→ The exercise
Keep every line where the word "state" appears; drop the rest.

** START OF Exercise material **

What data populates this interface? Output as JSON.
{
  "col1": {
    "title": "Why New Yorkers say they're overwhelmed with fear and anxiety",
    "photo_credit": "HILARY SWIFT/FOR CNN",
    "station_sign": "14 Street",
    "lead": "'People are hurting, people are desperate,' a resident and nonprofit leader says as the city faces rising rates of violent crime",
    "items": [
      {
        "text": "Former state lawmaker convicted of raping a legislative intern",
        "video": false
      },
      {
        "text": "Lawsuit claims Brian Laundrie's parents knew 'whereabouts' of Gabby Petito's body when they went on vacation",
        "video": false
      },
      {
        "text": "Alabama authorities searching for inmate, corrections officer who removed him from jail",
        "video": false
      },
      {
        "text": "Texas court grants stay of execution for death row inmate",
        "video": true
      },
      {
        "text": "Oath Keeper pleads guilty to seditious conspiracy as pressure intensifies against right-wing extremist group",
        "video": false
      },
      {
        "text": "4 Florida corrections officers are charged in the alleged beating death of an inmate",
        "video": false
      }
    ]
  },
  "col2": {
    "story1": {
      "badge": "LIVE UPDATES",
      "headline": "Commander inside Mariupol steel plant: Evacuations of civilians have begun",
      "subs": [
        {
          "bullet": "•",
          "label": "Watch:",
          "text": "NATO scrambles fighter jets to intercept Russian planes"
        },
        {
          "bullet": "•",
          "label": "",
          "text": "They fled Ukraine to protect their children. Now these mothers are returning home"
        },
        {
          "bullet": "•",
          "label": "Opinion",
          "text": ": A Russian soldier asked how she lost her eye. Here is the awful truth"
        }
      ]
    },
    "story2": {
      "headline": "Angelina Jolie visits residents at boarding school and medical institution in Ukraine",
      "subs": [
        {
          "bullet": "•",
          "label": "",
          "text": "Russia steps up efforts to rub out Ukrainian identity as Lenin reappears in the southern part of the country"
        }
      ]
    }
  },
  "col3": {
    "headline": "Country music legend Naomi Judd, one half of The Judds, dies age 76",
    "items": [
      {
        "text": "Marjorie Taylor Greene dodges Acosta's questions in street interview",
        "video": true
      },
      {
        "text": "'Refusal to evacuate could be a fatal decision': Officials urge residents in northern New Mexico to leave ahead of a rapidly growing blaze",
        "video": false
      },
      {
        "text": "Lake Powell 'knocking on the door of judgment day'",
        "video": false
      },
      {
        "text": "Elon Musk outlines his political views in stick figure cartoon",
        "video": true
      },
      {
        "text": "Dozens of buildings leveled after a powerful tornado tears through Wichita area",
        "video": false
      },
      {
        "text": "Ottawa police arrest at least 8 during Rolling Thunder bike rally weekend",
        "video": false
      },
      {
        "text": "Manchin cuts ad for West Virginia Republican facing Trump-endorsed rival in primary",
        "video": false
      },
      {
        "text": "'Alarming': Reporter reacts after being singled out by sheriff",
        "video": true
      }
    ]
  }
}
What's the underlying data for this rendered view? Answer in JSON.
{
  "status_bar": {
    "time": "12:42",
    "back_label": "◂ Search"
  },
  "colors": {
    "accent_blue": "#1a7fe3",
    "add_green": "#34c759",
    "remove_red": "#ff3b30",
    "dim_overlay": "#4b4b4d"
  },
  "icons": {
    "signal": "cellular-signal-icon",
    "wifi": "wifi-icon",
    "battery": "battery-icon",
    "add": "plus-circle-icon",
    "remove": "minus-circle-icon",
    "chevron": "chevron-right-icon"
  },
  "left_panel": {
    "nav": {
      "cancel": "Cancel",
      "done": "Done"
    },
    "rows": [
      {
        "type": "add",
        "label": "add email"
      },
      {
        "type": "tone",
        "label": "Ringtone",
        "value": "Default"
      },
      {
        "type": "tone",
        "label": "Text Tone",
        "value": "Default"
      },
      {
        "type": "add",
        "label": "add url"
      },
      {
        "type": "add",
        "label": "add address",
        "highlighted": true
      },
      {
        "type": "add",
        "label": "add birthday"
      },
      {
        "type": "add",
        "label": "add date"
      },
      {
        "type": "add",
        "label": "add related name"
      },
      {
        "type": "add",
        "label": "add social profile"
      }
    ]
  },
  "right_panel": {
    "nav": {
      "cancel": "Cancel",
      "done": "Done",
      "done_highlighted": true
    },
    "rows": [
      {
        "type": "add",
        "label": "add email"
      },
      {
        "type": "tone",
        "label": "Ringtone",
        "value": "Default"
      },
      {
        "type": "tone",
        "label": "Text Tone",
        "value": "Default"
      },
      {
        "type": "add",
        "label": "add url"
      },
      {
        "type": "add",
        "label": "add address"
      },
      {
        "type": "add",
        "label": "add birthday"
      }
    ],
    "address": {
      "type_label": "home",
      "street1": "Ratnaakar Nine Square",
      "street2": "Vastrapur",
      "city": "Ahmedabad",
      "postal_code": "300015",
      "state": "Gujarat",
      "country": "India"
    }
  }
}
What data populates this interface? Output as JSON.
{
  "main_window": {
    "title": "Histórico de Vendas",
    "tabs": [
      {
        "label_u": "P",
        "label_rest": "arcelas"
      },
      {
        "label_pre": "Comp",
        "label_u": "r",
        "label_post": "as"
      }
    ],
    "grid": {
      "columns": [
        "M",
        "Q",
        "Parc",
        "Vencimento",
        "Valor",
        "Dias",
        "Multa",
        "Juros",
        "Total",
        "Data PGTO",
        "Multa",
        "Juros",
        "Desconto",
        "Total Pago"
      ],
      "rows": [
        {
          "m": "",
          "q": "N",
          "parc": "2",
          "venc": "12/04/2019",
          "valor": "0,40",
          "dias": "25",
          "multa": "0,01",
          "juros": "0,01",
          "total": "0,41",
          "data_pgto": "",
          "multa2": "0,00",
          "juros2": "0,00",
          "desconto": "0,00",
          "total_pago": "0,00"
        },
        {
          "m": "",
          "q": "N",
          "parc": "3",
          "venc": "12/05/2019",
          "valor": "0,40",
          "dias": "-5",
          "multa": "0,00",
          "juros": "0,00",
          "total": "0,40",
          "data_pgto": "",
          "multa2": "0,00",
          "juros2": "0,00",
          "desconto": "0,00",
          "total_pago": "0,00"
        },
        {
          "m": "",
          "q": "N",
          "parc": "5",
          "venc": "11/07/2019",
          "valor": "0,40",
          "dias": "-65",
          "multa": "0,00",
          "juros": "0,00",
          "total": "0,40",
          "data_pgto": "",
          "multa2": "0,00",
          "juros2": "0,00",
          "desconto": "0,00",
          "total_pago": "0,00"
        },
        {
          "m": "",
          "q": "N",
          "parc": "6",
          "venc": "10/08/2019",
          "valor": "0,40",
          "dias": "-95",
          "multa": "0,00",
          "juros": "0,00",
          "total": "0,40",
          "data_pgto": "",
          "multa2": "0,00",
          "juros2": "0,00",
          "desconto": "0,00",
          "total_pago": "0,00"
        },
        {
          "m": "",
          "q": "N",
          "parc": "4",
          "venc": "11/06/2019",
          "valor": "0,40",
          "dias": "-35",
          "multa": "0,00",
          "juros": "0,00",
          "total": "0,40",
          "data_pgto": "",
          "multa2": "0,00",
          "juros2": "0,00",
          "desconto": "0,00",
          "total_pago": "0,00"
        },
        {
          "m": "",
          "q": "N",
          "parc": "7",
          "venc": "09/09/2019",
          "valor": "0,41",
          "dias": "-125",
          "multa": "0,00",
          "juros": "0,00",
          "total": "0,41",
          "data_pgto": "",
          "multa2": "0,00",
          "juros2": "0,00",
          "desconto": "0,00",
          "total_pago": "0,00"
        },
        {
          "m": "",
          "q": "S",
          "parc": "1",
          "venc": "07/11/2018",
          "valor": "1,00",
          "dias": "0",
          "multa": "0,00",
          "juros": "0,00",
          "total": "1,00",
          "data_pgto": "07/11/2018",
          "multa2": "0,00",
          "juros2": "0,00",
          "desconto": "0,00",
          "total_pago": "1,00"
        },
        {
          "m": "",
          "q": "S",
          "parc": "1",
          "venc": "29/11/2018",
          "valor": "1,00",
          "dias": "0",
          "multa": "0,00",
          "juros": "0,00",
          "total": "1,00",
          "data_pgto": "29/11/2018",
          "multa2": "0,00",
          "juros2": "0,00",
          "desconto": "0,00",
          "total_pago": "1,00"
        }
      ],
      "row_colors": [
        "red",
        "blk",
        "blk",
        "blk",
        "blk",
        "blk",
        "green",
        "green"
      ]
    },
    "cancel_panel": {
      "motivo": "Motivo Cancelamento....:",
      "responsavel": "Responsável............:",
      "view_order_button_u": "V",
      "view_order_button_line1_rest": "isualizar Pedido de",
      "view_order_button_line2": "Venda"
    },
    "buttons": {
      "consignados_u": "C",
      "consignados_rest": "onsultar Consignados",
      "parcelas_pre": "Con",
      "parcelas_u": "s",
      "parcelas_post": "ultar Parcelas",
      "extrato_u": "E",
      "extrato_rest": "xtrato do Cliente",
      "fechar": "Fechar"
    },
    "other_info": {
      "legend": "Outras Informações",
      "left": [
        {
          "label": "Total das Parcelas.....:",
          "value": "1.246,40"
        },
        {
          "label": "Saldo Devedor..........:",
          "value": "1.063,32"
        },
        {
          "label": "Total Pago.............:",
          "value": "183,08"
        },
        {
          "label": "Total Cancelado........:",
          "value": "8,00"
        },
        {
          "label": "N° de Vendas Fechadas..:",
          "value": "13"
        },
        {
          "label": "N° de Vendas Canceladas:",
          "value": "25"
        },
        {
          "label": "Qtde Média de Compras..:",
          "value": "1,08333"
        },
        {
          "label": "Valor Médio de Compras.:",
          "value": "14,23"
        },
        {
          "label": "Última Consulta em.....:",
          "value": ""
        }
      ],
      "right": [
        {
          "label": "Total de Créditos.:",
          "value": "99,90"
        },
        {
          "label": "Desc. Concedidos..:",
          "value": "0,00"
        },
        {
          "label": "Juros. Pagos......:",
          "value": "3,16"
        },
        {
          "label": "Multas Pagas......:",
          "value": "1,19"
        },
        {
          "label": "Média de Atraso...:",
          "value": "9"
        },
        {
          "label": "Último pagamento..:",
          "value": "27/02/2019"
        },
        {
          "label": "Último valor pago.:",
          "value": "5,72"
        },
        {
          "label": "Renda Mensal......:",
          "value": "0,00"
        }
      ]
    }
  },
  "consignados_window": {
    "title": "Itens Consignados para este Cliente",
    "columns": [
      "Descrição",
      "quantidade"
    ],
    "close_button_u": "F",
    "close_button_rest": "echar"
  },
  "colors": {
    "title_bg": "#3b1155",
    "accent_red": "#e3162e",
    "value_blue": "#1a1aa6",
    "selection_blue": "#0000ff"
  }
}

** END OF Exercise material **

→ Solution to this task
        "text": "Former state lawmaker convicted of raping a legislative intern",
      "state": "Gujarat",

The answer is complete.